— The exercise —
Write the listing out again, all of it, word for word.

★ ★ ★

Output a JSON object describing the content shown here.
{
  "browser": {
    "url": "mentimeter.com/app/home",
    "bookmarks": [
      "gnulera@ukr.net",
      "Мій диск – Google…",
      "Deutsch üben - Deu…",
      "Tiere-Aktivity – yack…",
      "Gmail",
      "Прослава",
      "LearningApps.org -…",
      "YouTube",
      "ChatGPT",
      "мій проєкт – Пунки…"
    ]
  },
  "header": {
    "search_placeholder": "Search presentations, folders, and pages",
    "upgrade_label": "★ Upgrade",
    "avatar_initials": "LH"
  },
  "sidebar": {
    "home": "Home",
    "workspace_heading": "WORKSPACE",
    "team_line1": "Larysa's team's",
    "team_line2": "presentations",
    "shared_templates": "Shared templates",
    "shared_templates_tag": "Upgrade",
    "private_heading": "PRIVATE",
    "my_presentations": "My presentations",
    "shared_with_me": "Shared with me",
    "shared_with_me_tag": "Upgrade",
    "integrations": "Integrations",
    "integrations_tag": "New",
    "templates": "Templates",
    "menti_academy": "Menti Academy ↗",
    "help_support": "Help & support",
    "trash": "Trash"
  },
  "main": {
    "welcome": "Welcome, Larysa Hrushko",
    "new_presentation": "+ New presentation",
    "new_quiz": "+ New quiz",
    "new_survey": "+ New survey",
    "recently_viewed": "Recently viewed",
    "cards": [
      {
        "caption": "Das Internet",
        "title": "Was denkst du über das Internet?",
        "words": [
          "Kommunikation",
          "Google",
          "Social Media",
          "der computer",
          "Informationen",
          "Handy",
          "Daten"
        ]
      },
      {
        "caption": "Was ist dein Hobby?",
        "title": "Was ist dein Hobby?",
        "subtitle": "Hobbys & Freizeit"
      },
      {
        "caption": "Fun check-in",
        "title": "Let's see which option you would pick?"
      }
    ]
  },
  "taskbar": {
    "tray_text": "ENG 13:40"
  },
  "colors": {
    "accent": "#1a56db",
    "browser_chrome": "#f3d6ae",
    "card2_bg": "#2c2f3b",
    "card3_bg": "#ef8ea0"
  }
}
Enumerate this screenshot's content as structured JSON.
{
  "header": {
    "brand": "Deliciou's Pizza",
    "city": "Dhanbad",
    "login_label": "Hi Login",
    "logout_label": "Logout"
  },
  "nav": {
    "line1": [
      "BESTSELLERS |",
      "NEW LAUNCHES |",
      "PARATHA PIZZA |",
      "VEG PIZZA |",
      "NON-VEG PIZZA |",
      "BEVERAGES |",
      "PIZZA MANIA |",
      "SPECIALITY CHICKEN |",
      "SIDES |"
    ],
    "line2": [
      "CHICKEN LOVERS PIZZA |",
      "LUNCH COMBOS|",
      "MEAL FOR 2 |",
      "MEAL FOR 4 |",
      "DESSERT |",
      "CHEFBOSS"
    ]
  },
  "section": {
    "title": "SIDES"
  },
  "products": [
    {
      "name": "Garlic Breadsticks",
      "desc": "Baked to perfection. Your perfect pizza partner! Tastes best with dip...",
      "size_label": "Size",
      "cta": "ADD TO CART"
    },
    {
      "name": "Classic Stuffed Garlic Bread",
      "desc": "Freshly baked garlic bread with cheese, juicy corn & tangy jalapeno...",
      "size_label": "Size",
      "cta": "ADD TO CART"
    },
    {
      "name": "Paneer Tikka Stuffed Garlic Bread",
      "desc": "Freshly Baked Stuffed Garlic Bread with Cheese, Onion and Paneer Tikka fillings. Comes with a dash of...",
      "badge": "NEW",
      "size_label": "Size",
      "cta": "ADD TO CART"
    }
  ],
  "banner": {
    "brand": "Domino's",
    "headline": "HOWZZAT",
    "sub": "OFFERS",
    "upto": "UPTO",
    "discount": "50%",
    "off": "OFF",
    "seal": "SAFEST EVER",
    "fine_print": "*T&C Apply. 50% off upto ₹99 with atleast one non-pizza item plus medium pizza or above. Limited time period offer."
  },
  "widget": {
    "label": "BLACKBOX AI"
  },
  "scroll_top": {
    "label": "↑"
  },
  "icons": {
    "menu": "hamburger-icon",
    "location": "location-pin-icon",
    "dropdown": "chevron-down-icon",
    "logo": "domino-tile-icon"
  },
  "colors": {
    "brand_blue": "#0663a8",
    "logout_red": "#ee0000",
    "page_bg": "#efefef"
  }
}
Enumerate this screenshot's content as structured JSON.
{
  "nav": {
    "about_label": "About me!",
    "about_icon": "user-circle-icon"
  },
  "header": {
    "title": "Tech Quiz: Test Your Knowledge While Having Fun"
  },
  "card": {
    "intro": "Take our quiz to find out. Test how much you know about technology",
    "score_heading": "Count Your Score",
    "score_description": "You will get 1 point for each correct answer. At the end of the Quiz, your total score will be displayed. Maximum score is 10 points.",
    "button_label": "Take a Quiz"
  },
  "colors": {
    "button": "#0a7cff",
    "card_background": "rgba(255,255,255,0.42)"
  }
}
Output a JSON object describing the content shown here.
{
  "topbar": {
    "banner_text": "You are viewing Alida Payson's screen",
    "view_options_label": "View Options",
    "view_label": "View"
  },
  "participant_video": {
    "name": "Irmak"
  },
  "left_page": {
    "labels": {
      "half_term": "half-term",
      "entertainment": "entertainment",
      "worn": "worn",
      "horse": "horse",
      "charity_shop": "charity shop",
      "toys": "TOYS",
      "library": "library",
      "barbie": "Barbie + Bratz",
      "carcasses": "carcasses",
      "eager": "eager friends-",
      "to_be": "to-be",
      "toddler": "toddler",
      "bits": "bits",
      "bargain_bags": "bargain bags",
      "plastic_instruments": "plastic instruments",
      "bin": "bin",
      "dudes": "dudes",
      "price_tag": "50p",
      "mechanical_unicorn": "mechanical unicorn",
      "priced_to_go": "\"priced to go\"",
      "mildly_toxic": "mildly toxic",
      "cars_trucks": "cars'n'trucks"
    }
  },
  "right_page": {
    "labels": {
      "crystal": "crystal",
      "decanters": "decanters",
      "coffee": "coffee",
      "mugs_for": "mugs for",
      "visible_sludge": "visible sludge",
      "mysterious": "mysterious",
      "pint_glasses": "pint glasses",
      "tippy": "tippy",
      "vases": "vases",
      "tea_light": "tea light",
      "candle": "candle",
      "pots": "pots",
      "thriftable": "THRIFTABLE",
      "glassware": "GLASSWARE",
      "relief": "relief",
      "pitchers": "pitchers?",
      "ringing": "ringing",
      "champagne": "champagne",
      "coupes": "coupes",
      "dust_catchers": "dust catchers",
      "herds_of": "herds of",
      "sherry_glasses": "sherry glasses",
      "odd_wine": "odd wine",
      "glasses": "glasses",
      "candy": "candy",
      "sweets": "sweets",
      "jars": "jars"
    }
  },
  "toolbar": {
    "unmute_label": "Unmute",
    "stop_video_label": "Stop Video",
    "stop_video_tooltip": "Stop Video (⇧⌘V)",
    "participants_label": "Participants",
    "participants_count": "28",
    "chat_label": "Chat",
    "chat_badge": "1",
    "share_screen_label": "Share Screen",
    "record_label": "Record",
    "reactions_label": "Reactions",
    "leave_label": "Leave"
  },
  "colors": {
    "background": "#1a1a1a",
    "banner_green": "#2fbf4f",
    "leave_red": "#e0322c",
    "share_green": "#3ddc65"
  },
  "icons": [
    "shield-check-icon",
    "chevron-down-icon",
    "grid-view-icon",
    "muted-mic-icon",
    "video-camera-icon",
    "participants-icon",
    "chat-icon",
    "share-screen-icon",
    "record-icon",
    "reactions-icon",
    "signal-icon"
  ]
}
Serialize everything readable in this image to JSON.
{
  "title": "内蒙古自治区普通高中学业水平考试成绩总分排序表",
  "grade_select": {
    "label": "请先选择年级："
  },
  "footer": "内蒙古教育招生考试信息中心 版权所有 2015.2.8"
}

★ ★ ★

— Output —
Output a JSON object describing the content shown here.
{
  "browser": {
    "url": "mentimeter.com/app/home",
    "bookmarks": [
      "gnulera@ukr.net",
      "Мій диск – Google…",
      "Deutsch üben - Deu…",
      "Tiere-Aktivity – yack…",
      "Gmail",
      "Прослава",
      "LearningApps.org -…",
      "YouTube",
      "ChatGPT",
      "мій проєкт – Пунки…"
    ]
  },
  "header": {
    "search_placeholder": "Search presentations, folders, and pages",
    "upgrade_label": "★ Upgrade",
    "avatar_initials": "LH"
  },
  "sidebar": {
    "home": "Home",
    "workspace_heading": "WORKSPACE",
    "team_line1": "Larysa's team's",
    "team_line2": "presentations",
    "shared_templates": "Shared templates",
    "shared_templates_tag": "Upgrade",
    "private_heading": "PRIVATE",
    "my_presentations": "My presentations",
    "shared_with_me": "Shared with me",
    "shared_with_me_tag": "Upgrade",
    "integrations": "Integrations",
    "integrations_tag": "New",
    "templates": "Templates",
    "menti_academy": "Menti Academy ↗",
    "help_support": "Help & support",
    "trash": "Trash"
  },
  "main": {
    "welcome": "Welcome, Larysa Hrushko",
    "new_presentation": "+ New presentation",
    "new_quiz": "+ New quiz",
    "new_survey": "+ New survey",
    "recently_viewed": "Recently viewed",
    "cards": [
      {
        "caption": "Das Internet",
        "title": "Was denkst du über das Internet?",
        "words": [
          "Kommunikation",
          "Google",
          "Social Media",
          "der computer",
          "Informationen",
          "Handy",
          "Daten"
        ]
      },
      {
        "caption": "Was ist dein Hobby?",
        "title": "Was ist dein Hobby?",
        "subtitle": "Hobbys & Freizeit"
      },
      {
        "caption": "Fun check-in",
        "title": "Let's see which option you would pick?"
      }
    ]
  },
  "taskbar": {
    "tray_text": "ENG 13:40"
  },
  "colors": {
    "accent": "#1a56db",
    "browser_chrome": "#f3d6ae",
    "card2_bg": "#2c2f3b",
    "card3_bg": "#ef8ea0"
  }
}
Enumerate this screenshot's content as structured JSON.
{
  "header": {
    "brand": "Deliciou's Pizza",
    "city": "Dhanbad",
    "login_label": "Hi Login",
    "logout_label": "Logout"
  },
  "nav": {
    "line1": [
      "BESTSELLERS |",
      "NEW LAUNCHES |",
      "PARATHA PIZZA |",
      "VEG PIZZA |",
      "NON-VEG PIZZA |",
      "BEVERAGES |",
      "PIZZA MANIA |",
      "SPECIALITY CHICKEN |",
      "SIDES |"
    ],
    "line2": [
      "CHICKEN LOVERS PIZZA |",
      "LUNCH COMBOS|",
      "MEAL FOR 2 |",
      "MEAL FOR 4 |",
      "DESSERT |",
      "CHEFBOSS"
    ]
  },
  "section": {
    "title": "SIDES"
  },
  "products": [
    {
      "name": "Garlic Breadsticks",
      "desc": "Baked to perfection. Your perfect pizza partner! Tastes best with dip...",
      "size_label": "Size",
      "cta": "ADD TO CART"
    },
    {
      "name": "Classic Stuffed Garlic Bread",
      "desc": "Freshly baked garlic bread with cheese, juicy corn & tangy jalapeno...",
      "size_label": "Size",
      "cta": "ADD TO CART"
    },
    {
      "name": "Paneer Tikka Stuffed Garlic Bread",
      "desc": "Freshly Baked Stuffed Garlic Bread with Cheese, Onion and Paneer Tikka fillings. Comes with a dash of...",
      "badge": "NEW",
      "size_label": "Size",
      "cta": "ADD TO CART"
    }
  ],
  "banner": {
    "brand": "Domino's",
    "headline": "HOWZZAT",
    "sub": "OFFERS",
    "upto": "UPTO",
    "discount": "50%",
    "off": "OFF",
    "seal": "SAFEST EVER",
    "fine_print": "*T&C Apply. 50% off upto ₹99 with atleast one non-pizza item plus medium pizza or above. Limited time period offer."
  },
  "widget": {
    "label": "BLACKBOX AI"
  },
  "scroll_top": {
    "label": "↑"
  },
  "icons": {
    "menu": "hamburger-icon",
    "location": "location-pin-icon",
    "dropdown": "chevron-down-icon",
    "logo": "domino-tile-icon"
  },
  "colors": {
    "brand_blue": "#0663a8",
    "logout_red": "#ee0000",
    "page_bg": "#efefef"
  }
}
Enumerate this screenshot's content as structured JSON.
{
  "nav": {
    "about_label": "About me!",
    "about_icon": "user-circle-icon"
  },
  "header": {
    "title": "Tech Quiz: Test Your Knowledge While Having Fun"
  },
  "card": {
    "intro": "Take our quiz to find out. Test how much you know about technology",
    "score_heading": "Count Your Score",
    "score_description": "You will get 1 point for each correct answer. At the end of the Quiz, your total score will be displayed. Maximum score is 10 points.",
    "button_label": "Take a Quiz"
  },
  "colors": {
    "button": "#0a7cff",
    "card_background": "rgba(255,255,255,0.42)"
  }
}
Output a JSON object describing the content shown here.
{
  "topbar": {
    "banner_text": "You are viewing Alida Payson's screen",
    "view_options_label": "View Options",
    "view_label": "View"
  },
  "participant_video": {
    "name": "Irmak"
  },
  "left_page": {
    "labels": {
      "half_term": "half-term",
      "entertainment": "entertainment",
      "worn": "worn",
      "horse": "horse",
      "charity_shop": "charity shop",
      "toys": "TOYS",
      "library": "library",
      "barbie": "Barbie + Bratz",
      "carcasses": "carcasses",
      "eager": "eager friends-",
      "to_be": "to-be",
      "toddler": "toddler",
      "bits": "bits",
      "bargain_bags": "bargain bags",
      "plastic_instruments": "plastic instruments",
      "bin": "bin",
      "dudes": "dudes",
      "price_tag": "50p",
      "mechanical_unicorn": "mechanical unicorn",
      "priced_to_go": "\"priced to go\"",
      "mildly_toxic": "mildly toxic",
      "cars_trucks": "cars'n'trucks"
    }
  },
  "right_page": {
    "labels": {
      "crystal": "crystal",
      "decanters": "decanters",
      "coffee": "coffee",
      "mugs_for": "mugs for",
      "visible_sludge": "visible sludge",
      "mysterious": "mysterious",
      "pint_glasses": "pint glasses",
      "tippy": "tippy",
      "vases": "vases",
      "tea_light": "tea light",
      "candle": "candle",
      "pots": "pots",
      "thriftable": "THRIFTABLE",
      "glassware": "GLASSWARE",
      "relief": "relief",
      "pitchers": "pitchers?",
      "ringing": "ringing",
      "champagne": "champagne",
      "coupes": "coupes",
      "dust_catchers": "dust catchers",
      "herds_of": "herds of",
      "sherry_glasses": "sherry glasses",
      "odd_wine": "odd wine",
      "glasses": "glasses",
      "candy": "candy",
      "sweets": "sweets",
      "jars": "jars"
    }
  },
  "toolbar": {
    "unmute_label": "Unmute",
    "stop_video_label": "Stop Video",
    "stop_video_tooltip": "Stop Video (⇧⌘V)",
    "participants_label": "Participants",
    "participants_count": "28",
    "chat_label": "Chat",
    "chat_badge": "1",
    "share_screen_label": "Share Screen",
    "record_label": "Record",
    "reactions_label": "Reactions",
    "leave_label": "Leave"
  },
  "colors": {
    "background": "#1a1a1a",
    "banner_green": "#2fbf4f",
    "leave_red": "#e0322c",
    "share_green": "#3ddc65"
  },
  "icons": [
    "shield-check-icon",
    "chevron-down-icon",
    "grid-view-icon",
    "muted-mic-icon",
    "video-camera-icon",
    "participants-icon",
    "chat-icon",
    "share-screen-icon",
    "record-icon",
    "reactions-icon",
    "signal-icon"
  ]
}
Serialize everything readable in this image to JSON.
{
  "title": "内蒙古自治区普通高中学业水平考试成绩总分排序表",
  "grade_select": {
    "label": "请先选择年级："
  },
  "footer": "内蒙古教育招生考试信息中心 版权所有 2015.2.8"
}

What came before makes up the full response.